Pull out each line of the data that includes the word "name".

*****

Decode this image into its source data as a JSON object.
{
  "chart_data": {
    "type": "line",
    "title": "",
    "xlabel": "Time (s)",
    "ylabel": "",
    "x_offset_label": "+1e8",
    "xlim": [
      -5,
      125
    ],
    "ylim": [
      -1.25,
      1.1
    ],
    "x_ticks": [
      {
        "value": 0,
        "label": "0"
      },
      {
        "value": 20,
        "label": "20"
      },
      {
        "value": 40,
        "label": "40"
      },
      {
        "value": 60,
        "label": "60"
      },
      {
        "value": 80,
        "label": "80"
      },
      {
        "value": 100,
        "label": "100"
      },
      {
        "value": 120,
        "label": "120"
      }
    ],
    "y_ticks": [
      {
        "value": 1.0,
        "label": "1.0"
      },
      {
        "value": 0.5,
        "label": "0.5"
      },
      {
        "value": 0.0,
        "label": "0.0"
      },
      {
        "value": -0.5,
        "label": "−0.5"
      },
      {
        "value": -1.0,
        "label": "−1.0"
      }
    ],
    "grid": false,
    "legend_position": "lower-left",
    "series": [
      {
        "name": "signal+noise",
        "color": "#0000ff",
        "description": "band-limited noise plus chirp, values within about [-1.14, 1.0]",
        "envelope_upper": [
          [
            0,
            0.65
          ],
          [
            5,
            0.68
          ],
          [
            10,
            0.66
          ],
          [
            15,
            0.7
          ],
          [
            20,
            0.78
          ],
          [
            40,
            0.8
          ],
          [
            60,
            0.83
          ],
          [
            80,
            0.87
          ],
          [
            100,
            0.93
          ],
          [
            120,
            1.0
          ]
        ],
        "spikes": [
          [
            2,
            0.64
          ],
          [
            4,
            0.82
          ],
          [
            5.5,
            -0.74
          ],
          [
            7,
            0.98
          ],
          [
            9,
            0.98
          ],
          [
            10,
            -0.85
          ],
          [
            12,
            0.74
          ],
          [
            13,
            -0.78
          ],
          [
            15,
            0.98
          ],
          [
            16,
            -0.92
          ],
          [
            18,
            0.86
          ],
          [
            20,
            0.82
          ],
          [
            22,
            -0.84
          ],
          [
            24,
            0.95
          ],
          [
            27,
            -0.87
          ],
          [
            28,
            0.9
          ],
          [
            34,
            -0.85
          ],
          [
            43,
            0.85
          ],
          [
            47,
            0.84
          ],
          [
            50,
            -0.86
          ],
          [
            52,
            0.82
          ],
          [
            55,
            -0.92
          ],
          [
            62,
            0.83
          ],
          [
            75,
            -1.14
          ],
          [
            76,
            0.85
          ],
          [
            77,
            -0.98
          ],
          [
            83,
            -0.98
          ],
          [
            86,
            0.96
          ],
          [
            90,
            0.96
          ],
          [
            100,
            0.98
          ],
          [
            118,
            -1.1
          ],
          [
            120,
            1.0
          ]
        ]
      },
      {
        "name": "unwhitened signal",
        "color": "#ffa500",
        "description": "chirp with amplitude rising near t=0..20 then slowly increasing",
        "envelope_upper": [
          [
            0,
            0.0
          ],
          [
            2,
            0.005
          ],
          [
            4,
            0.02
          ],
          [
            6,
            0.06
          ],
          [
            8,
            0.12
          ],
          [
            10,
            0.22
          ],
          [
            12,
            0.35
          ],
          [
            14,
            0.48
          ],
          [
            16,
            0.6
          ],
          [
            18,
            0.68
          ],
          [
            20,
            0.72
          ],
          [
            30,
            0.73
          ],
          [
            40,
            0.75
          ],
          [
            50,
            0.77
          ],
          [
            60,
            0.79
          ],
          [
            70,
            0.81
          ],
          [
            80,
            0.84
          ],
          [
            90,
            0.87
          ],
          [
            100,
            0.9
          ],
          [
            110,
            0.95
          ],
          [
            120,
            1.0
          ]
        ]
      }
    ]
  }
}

*****

Final result
        "name": "signal+noise",
        "name": "unwhitened signal",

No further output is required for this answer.